• [PASSAGE TO READ]:
+++

Fundamental Analysis: Dividend Trading

Trading for Dividends by Wise-owl.com 

(December 2005)

Strategy:  Dividend Yield Play over Zinifex

Did you know that you can gain full access to a company’s dividend and franking credits by holding its stock or an instalment for just 45 days? Many investors will opt for instalments as they offer leverage and require a smaller upfront outlay than shares.

This article is a quick run through the basics of what is commonly called a ‘Dividend Yield Play’.  This type of strategy can be used by both professional and retail investors to boost returns and dividend income in their portfolios.

How is it done?

Typically the strategy is implemented by purchasing instalments over a stock one or two weeks before the ex-dividend date.  This may allow you to secure a lower price as shares often rally as the ex-dividend day approaches. On the day the company trades Ex-Dividend the share price often drops by the dividend amount.  In the weeks following the Ex-Dividend date, given sound stock fundamentals the stock tends to recover the drop, allowing you an opportunity to unwind the instalment position crystallizing a dividend income stream and a potential profit.

+++

Records of where elements appear
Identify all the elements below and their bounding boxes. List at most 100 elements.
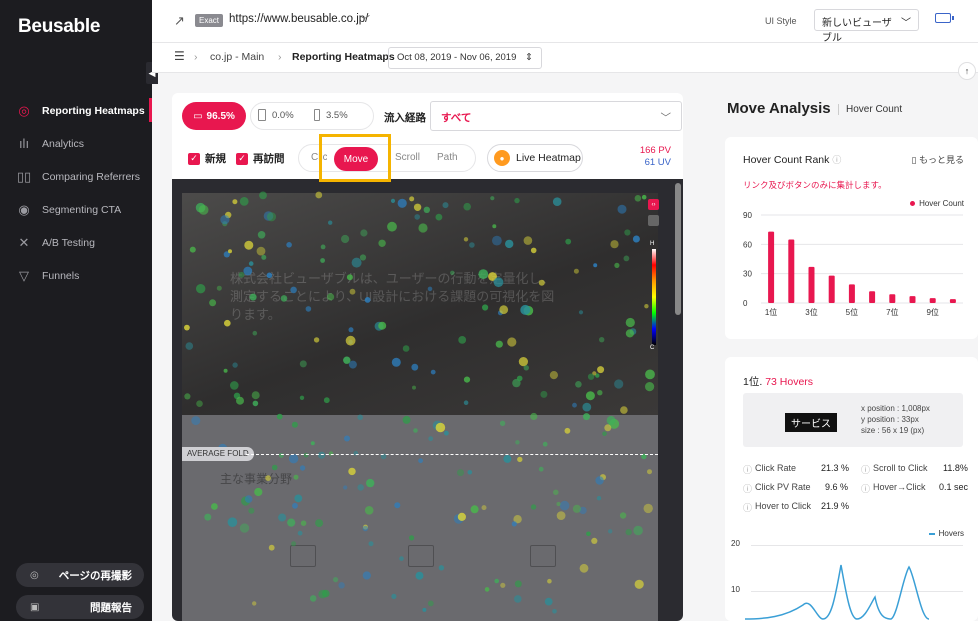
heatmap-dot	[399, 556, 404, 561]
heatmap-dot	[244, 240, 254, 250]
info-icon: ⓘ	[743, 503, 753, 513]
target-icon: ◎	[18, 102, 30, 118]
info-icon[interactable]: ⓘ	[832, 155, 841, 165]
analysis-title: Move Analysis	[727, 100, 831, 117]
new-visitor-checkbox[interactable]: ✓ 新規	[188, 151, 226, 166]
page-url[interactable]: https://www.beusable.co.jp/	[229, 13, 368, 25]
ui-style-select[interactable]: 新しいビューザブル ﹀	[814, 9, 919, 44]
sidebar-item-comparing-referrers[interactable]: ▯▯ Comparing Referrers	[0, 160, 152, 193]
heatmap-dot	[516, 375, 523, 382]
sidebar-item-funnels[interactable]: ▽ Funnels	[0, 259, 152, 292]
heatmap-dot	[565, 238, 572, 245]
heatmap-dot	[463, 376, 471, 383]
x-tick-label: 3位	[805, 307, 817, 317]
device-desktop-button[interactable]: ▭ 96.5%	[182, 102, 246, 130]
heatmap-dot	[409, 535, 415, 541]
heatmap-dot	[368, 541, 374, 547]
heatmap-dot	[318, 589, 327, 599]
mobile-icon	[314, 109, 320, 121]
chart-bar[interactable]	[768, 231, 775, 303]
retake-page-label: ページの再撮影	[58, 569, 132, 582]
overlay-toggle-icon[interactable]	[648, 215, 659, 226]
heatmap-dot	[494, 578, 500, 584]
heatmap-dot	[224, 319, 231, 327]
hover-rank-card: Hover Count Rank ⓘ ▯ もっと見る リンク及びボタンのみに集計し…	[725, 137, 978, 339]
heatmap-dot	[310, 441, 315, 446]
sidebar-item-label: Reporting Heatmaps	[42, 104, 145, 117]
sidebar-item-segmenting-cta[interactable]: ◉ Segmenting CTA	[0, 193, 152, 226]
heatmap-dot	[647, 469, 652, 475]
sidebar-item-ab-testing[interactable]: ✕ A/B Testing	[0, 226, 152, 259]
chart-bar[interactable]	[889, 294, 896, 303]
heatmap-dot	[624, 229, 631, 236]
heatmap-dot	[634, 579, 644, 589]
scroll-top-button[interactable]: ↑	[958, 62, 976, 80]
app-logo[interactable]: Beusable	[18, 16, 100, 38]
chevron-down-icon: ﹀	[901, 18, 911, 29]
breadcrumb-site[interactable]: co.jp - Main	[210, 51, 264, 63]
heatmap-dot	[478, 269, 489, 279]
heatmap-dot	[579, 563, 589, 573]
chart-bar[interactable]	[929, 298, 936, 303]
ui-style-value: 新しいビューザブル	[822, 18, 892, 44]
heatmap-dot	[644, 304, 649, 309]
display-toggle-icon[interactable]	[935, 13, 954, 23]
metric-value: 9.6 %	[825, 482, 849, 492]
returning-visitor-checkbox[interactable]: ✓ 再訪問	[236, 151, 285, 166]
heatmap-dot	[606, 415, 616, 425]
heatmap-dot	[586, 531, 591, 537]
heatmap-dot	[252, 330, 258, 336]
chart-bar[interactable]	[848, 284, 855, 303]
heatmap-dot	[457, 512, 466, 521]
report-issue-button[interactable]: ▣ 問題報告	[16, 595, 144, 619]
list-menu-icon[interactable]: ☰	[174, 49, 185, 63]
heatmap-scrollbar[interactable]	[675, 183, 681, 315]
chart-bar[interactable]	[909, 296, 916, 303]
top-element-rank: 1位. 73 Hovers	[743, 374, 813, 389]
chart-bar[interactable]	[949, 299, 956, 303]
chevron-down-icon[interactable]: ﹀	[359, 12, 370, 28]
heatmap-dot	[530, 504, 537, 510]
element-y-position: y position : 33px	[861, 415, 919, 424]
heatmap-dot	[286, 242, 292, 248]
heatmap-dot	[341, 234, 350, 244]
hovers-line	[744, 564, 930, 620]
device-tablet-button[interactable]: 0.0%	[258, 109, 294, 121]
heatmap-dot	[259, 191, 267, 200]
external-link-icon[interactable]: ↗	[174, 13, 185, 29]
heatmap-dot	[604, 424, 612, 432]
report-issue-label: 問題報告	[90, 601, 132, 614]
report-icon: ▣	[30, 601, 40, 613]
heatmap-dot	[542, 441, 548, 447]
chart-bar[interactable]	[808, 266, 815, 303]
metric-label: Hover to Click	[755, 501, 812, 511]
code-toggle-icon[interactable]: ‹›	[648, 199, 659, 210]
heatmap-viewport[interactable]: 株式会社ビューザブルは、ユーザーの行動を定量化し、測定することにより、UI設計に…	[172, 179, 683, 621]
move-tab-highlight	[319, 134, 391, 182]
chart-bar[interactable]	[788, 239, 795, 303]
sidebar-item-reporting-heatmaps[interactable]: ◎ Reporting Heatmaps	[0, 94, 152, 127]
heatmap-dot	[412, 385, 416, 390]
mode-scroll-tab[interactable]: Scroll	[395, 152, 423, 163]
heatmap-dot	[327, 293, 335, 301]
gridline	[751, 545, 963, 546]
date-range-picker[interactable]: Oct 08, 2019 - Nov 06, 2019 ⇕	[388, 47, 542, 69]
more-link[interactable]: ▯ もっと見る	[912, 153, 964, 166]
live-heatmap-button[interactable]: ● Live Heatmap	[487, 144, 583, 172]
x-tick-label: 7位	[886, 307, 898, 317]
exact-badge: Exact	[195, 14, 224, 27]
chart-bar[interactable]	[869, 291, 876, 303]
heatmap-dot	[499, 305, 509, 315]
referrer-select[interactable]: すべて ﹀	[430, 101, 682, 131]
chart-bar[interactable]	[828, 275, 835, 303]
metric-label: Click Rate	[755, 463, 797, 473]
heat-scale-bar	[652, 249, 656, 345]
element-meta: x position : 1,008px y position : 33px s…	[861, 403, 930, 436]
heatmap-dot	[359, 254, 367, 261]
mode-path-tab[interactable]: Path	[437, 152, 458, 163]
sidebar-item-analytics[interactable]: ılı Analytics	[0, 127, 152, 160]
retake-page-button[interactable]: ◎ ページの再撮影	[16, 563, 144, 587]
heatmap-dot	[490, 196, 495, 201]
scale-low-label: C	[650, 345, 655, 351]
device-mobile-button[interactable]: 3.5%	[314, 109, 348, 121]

+++

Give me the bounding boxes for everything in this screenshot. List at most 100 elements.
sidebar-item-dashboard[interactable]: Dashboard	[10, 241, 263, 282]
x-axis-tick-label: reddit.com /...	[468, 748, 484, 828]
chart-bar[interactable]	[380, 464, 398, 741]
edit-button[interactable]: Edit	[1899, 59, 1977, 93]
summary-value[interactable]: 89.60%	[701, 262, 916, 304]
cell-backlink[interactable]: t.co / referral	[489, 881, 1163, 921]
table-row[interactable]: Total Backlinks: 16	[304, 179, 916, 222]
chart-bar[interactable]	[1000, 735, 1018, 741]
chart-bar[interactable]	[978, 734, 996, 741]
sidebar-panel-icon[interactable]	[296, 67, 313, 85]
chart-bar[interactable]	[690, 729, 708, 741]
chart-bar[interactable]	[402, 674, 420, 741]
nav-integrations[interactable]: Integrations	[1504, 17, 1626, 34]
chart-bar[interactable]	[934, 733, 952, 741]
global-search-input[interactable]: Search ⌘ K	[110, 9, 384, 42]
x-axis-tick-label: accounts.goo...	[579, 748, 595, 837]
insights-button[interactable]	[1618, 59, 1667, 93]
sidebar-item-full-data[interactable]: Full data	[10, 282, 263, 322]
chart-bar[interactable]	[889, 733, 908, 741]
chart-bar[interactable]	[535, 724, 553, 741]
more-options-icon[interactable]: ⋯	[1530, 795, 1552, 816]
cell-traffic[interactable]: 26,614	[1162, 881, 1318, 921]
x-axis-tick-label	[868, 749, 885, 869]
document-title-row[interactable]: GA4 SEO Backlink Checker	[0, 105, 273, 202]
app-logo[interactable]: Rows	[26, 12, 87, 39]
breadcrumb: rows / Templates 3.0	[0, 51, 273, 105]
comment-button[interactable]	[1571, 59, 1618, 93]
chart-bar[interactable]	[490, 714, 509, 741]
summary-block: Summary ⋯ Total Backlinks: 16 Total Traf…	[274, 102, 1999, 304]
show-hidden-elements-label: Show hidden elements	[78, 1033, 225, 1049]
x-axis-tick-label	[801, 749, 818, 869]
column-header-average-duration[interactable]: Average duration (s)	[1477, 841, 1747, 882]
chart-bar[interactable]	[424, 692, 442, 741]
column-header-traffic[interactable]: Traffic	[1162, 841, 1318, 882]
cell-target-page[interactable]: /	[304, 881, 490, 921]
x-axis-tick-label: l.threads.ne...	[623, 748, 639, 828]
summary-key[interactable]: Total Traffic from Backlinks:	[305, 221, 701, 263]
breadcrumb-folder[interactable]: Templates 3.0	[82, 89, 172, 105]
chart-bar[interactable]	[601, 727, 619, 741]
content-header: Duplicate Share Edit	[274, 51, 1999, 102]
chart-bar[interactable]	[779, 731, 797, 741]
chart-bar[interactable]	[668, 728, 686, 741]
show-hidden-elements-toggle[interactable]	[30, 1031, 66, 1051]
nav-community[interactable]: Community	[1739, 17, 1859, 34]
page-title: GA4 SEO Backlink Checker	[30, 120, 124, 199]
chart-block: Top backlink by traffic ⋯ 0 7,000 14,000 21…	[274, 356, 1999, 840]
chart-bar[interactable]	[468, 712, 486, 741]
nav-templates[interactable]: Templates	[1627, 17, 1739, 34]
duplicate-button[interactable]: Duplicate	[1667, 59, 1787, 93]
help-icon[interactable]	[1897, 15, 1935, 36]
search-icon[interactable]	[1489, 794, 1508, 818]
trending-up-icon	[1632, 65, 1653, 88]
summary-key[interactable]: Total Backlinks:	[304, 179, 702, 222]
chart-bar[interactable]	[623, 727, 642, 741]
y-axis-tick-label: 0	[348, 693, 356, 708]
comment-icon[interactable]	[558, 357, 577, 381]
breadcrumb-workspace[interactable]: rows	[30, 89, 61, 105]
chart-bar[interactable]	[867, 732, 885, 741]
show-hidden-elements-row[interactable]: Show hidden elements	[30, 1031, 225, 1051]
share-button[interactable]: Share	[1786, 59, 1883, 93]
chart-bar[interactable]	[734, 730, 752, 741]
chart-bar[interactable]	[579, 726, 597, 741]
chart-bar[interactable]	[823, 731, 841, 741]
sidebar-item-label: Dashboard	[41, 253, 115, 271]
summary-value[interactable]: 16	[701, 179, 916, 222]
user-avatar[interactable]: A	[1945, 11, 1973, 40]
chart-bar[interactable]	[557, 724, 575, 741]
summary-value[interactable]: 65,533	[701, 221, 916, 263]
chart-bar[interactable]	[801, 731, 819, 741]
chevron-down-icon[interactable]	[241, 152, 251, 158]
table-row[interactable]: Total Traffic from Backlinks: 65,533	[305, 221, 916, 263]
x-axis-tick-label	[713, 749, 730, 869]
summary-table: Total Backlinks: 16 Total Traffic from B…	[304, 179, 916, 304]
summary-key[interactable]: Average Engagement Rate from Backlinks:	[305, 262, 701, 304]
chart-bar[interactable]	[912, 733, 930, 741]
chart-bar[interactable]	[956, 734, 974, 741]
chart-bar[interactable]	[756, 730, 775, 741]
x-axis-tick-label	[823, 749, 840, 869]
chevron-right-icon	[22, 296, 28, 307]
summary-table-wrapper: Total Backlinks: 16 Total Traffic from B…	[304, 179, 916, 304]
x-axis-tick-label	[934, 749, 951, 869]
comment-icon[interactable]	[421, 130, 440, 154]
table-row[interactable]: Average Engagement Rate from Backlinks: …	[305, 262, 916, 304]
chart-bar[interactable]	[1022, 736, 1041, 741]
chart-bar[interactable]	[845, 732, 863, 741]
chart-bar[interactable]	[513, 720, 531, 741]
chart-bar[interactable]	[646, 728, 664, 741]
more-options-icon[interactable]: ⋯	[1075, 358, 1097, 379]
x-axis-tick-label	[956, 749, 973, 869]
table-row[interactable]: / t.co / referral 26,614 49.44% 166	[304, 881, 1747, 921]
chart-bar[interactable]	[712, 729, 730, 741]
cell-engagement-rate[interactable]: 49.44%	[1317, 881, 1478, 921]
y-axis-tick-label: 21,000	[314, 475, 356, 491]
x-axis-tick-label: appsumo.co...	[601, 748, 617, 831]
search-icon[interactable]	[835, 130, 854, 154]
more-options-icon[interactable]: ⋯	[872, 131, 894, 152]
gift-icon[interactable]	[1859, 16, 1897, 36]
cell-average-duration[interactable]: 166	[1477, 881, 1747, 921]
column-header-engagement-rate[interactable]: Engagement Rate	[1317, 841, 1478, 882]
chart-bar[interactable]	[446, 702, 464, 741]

+++

Carry on the dividend trading article from its last sentence, keeping its tone and subject.

Example Trade

Here is an example of the strategy Wise Owl covered in its research reports in late October 2005.

Zinifex (ZFX) announced on 25th August that it was paying a dividend and it was expected to go ex-dividend on 20th of October.  Given the strong fundamentals surrounding the company, after the announcement it was a prime candidate for the dividend strategy with the view that the share price would recover post the ex-dividend date.  Using an instalment for a dividend play you could have leveraged exposure to the dividend. Consult your financial adviser for further information on this type of investment.

Using Fundamental Analysis to Choose a Stock

Perhaps the easiest way to approach fundamental analysis is to think of yourself as someone who is about to purchase a business (in fact this is exactly what you are doing). Next, think of key drivers for the business and its growth in value. In the case of Zinifex (like most mining companies) key drivers of value (or share price) are profits and mine life. So how do these stack up for Zinifex?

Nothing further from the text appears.